* _Directive_:
Pick out each line containing the string "Dimensi" and copy it.

::::::

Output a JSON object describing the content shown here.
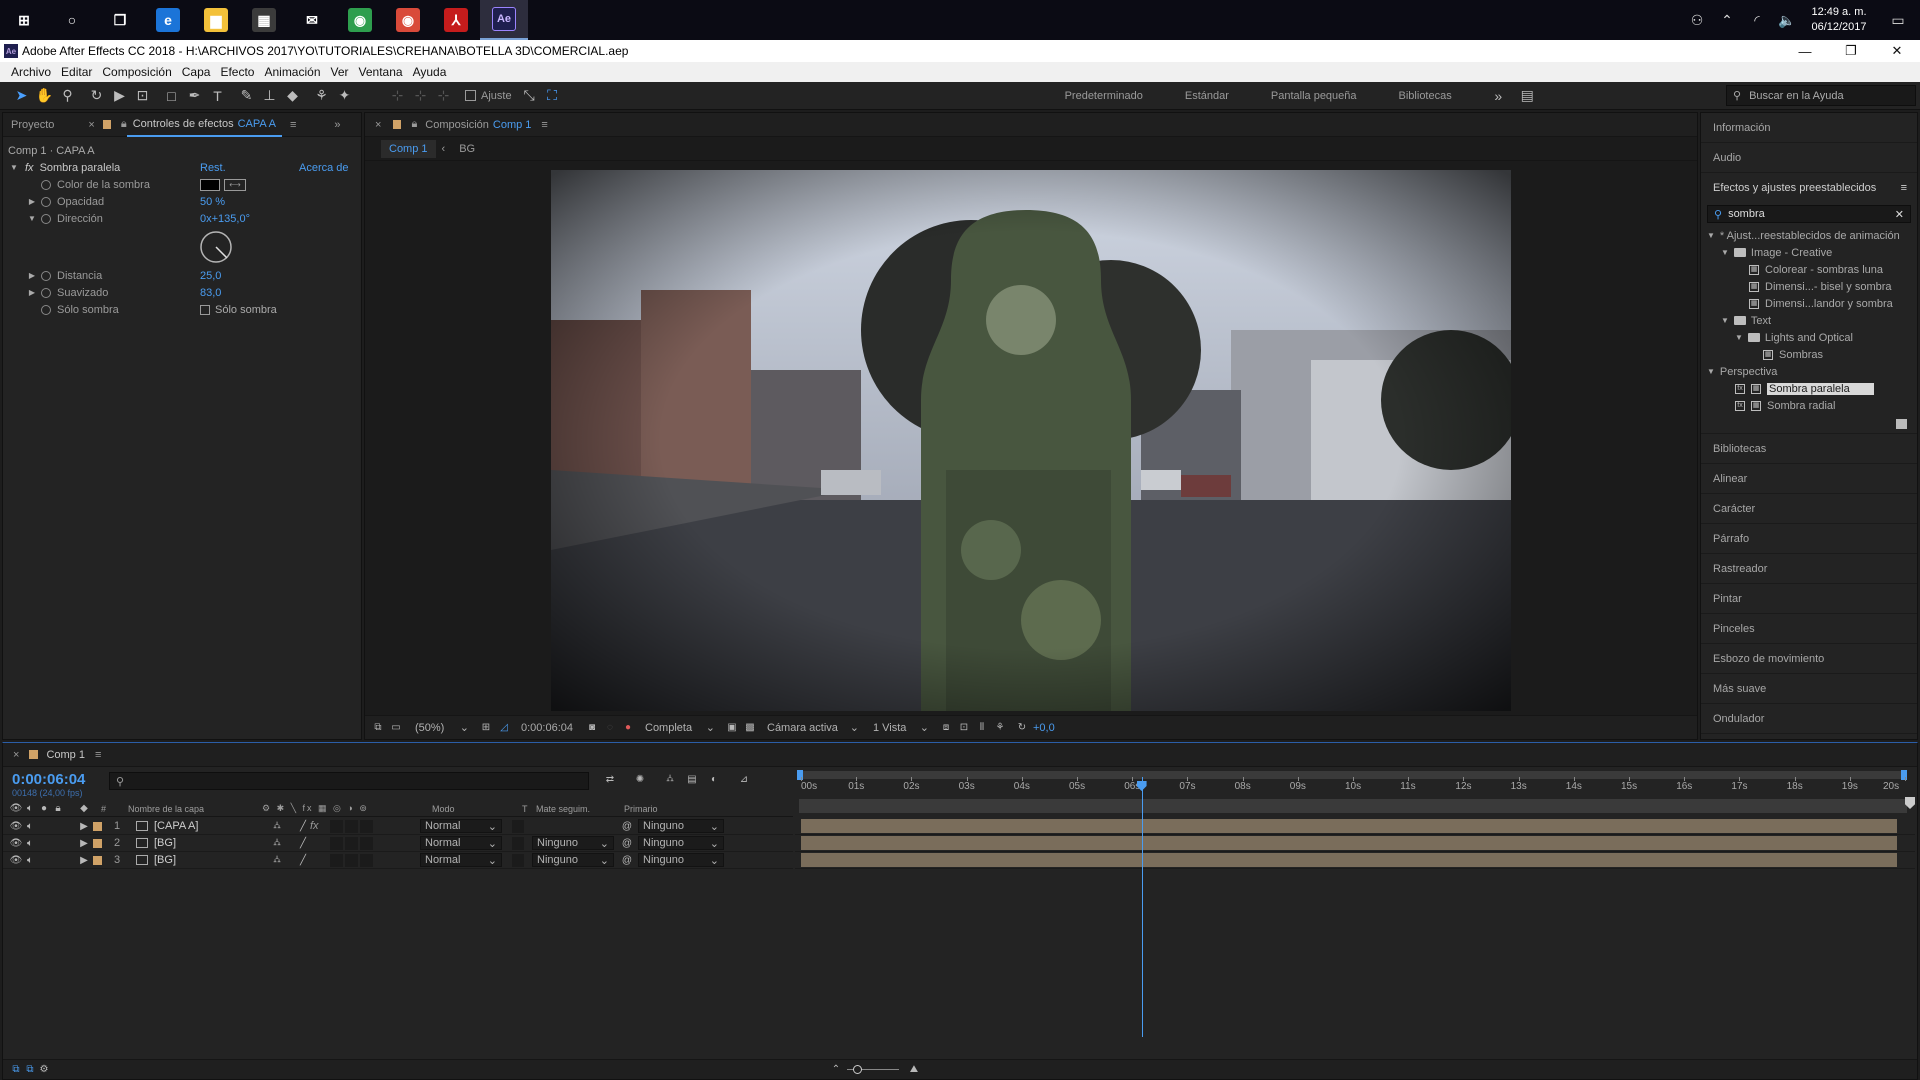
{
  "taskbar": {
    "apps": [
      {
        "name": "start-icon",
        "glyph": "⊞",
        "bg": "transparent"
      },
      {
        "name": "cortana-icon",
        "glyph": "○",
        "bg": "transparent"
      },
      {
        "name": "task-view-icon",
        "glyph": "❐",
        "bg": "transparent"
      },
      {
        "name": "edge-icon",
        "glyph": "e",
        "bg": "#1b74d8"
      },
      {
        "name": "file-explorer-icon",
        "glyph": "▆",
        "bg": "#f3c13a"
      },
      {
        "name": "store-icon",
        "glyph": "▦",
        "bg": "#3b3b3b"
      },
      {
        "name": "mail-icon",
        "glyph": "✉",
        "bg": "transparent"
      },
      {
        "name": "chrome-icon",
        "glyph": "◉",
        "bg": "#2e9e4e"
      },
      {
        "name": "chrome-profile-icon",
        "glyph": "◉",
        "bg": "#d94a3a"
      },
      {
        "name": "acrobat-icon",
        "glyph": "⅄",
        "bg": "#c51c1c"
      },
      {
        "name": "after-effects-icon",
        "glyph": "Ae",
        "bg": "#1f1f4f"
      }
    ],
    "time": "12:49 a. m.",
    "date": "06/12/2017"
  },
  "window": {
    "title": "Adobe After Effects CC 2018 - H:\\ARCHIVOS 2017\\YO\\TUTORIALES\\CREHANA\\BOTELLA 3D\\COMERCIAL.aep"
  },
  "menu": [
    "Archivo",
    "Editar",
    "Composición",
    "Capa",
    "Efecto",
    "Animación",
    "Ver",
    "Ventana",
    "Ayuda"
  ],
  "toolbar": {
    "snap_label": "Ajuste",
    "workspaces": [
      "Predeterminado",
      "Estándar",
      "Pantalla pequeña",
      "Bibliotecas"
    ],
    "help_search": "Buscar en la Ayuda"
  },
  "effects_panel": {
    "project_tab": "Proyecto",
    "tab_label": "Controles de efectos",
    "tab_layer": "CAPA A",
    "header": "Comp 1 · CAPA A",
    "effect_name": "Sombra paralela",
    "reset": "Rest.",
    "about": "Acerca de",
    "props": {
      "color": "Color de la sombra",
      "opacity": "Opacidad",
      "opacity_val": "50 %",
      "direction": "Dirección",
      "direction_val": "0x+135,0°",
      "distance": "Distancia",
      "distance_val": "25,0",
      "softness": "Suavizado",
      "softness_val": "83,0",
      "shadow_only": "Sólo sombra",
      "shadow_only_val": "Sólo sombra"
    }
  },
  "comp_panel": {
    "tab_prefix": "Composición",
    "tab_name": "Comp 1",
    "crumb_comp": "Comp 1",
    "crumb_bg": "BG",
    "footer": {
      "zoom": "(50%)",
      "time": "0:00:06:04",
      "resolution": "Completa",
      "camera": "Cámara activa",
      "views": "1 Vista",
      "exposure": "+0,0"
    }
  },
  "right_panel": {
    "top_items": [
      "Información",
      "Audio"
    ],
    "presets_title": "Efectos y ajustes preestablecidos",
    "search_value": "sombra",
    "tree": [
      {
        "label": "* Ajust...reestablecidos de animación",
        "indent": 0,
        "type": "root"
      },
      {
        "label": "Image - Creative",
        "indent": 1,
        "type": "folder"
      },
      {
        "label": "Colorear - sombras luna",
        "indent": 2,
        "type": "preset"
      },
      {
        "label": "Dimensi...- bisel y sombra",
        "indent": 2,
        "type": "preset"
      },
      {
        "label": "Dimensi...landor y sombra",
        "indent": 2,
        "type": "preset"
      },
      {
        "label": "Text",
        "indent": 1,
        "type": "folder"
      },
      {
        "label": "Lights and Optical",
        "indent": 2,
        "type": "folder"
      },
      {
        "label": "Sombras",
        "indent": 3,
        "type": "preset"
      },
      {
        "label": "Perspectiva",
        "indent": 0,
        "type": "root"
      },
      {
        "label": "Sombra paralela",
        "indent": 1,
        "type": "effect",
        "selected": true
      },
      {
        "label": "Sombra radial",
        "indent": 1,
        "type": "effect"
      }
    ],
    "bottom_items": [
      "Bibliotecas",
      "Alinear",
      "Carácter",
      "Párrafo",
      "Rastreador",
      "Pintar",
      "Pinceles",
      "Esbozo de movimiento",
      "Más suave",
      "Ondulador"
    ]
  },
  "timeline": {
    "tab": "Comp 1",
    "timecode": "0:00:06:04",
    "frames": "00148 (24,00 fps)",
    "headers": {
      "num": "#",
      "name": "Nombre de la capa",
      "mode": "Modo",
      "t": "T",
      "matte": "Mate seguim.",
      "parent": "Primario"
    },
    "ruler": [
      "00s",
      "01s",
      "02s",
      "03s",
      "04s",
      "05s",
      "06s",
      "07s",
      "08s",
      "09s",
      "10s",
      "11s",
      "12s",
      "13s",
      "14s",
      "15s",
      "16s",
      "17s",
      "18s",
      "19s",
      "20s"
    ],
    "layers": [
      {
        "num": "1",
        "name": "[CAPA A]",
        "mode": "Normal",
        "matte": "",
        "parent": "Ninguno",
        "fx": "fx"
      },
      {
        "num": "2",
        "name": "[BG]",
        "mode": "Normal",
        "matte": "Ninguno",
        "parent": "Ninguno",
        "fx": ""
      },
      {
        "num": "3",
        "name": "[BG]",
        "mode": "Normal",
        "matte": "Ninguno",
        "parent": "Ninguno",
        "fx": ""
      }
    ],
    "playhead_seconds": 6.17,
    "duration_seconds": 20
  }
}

::::::

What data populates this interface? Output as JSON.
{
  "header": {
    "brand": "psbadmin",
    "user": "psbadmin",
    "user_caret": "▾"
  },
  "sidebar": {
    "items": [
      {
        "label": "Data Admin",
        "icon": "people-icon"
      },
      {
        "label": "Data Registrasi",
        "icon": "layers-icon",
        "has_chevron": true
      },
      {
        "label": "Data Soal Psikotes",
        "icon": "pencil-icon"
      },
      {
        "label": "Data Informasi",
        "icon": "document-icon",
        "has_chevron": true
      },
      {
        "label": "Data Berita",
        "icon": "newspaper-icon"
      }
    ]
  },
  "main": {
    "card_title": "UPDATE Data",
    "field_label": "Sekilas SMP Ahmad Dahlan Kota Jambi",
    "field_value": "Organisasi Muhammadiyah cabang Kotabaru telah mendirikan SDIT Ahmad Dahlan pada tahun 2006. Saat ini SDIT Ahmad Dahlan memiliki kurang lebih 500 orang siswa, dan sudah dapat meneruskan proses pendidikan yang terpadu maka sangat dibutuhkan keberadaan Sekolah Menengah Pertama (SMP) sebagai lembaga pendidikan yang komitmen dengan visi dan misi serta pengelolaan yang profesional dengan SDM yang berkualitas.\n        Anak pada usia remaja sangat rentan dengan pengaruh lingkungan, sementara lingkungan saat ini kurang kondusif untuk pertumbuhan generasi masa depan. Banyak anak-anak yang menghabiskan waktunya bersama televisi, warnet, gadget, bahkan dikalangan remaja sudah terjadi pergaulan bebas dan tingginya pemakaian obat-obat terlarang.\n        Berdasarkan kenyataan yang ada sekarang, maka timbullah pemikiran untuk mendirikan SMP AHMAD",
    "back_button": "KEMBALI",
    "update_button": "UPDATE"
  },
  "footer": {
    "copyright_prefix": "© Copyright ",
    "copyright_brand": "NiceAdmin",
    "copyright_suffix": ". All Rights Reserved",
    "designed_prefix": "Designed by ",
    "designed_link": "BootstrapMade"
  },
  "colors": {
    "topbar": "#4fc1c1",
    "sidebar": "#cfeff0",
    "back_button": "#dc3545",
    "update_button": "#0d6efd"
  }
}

::::::

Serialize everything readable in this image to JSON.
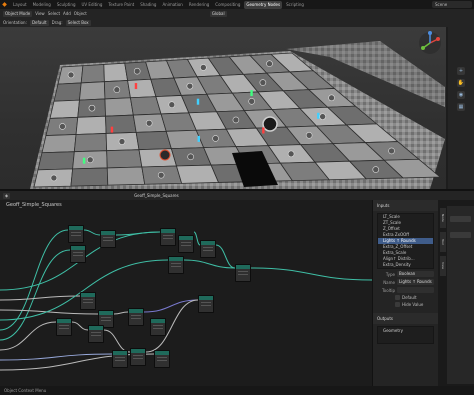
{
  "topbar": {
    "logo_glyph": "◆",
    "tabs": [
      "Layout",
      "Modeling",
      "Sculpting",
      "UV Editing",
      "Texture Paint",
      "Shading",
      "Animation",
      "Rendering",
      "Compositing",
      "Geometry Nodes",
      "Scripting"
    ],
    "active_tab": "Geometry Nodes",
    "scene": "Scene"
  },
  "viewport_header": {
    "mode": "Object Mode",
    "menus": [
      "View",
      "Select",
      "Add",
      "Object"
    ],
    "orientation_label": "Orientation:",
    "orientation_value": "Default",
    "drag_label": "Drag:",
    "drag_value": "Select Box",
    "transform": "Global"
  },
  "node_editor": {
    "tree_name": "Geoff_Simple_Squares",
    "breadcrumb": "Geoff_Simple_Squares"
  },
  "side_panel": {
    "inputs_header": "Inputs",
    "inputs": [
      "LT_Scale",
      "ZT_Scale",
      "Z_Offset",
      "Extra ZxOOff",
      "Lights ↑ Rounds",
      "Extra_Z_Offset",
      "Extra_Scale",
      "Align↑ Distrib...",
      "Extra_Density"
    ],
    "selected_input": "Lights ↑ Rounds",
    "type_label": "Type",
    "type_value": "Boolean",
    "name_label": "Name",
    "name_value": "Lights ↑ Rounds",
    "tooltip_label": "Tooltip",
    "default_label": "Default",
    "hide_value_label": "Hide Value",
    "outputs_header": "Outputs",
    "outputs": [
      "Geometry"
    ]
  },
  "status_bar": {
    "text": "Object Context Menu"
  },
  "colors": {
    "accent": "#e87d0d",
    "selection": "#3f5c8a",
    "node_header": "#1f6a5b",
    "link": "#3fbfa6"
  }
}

::::::

* _Task response_:
        "label": "Dimensi...- bisel y sombra",
        "label": "Dimensi...landor y sombra",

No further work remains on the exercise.